Data provided >>
---
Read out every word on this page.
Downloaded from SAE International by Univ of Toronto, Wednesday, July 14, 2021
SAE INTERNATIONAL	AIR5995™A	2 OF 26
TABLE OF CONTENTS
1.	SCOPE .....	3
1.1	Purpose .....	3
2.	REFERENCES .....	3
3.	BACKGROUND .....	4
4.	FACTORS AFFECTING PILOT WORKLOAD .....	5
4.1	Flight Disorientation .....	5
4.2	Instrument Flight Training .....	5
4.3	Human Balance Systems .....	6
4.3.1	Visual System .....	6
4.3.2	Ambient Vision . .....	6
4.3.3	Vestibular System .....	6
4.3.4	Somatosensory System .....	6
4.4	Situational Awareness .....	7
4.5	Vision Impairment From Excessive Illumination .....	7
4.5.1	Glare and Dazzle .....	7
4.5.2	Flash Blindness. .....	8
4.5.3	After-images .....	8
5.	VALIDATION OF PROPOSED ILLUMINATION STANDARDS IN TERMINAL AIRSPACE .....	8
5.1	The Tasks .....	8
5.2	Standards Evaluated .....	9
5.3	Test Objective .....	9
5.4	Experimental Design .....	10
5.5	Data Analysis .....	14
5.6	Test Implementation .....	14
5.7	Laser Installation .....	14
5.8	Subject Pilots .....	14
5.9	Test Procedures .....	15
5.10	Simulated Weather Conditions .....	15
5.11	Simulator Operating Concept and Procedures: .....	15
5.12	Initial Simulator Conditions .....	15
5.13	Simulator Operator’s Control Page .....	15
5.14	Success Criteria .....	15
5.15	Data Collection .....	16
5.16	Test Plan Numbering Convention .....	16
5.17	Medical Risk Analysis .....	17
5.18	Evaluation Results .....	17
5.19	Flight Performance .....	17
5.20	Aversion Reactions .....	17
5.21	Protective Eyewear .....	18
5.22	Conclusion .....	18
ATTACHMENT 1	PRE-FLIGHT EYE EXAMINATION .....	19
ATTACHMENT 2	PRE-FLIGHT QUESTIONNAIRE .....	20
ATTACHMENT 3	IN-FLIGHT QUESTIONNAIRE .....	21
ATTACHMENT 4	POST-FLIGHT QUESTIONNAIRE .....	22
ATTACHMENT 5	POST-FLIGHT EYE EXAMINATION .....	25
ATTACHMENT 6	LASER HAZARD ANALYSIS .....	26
---
Given problem >>
Word for word, extract all the records.

Response below >>
Read out every word on this page.
Downloaded from SAE International by Univ of Toronto, Wednesday, July 14, 2021
SAE INTERNATIONAL	AIR5995™A	2 OF 26
TABLE OF CONTENTS
1.	SCOPE .....	3
1.1	Purpose .....	3
2.	REFERENCES .....	3
3.	BACKGROUND .....	4
4.	FACTORS AFFECTING PILOT WORKLOAD .....	5
4.1	Flight Disorientation .....	5
4.2	Instrument Flight Training .....	5
4.3	Human Balance Systems .....	6
4.3.1	Visual System .....	6
4.3.2	Ambient Vision . .....	6
4.3.3	Vestibular System .....	6
4.3.4	Somatosensory System .....	6
4.4	Situational Awareness .....	7
4.5	Vision Impairment From Excessive Illumination .....	7
4.5.1	Glare and Dazzle .....	7
4.5.2	Flash Blindness. .....	8
4.5.3	After-images .....	8
5.	VALIDATION OF PROPOSED ILLUMINATION STANDARDS IN TERMINAL AIRSPACE .....	8
5.1	The Tasks .....	8
5.2	Standards Evaluated .....	9
5.3	Test Objective .....	9
5.4	Experimental Design .....	10
5.5	Data Analysis .....	14
5.6	Test Implementation .....	14
5.7	Laser Installation .....	14
5.8	Subject Pilots .....	14
5.9	Test Procedures .....	15
5.10	Simulated Weather Conditions .....	15
5.11	Simulator Operating Concept and Procedures: .....	15
5.12	Initial Simulator Conditions .....	15
5.13	Simulator Operator’s Control Page .....	15
5.14	Success Criteria .....	15
5.15	Data Collection .....	16
5.16	Test Plan Numbering Convention .....	16
5.17	Medical Risk Analysis .....	17
5.18	Evaluation Results .....	17
5.19	Flight Performance .....	17
5.20	Aversion Reactions .....	17
5.21	Protective Eyewear .....	18
5.22	Conclusion .....	18
ATTACHMENT 1	PRE-FLIGHT EYE EXAMINATION .....	19
ATTACHMENT 2	PRE-FLIGHT QUESTIONNAIRE .....	20
ATTACHMENT 3	IN-FLIGHT QUESTIONNAIRE .....	21
ATTACHMENT 4	POST-FLIGHT QUESTIONNAIRE .....	22
ATTACHMENT 5	POST-FLIGHT EYE EXAMINATION .....	25
ATTACHMENT 6	LASER HAZARD ANALYSIS .....	26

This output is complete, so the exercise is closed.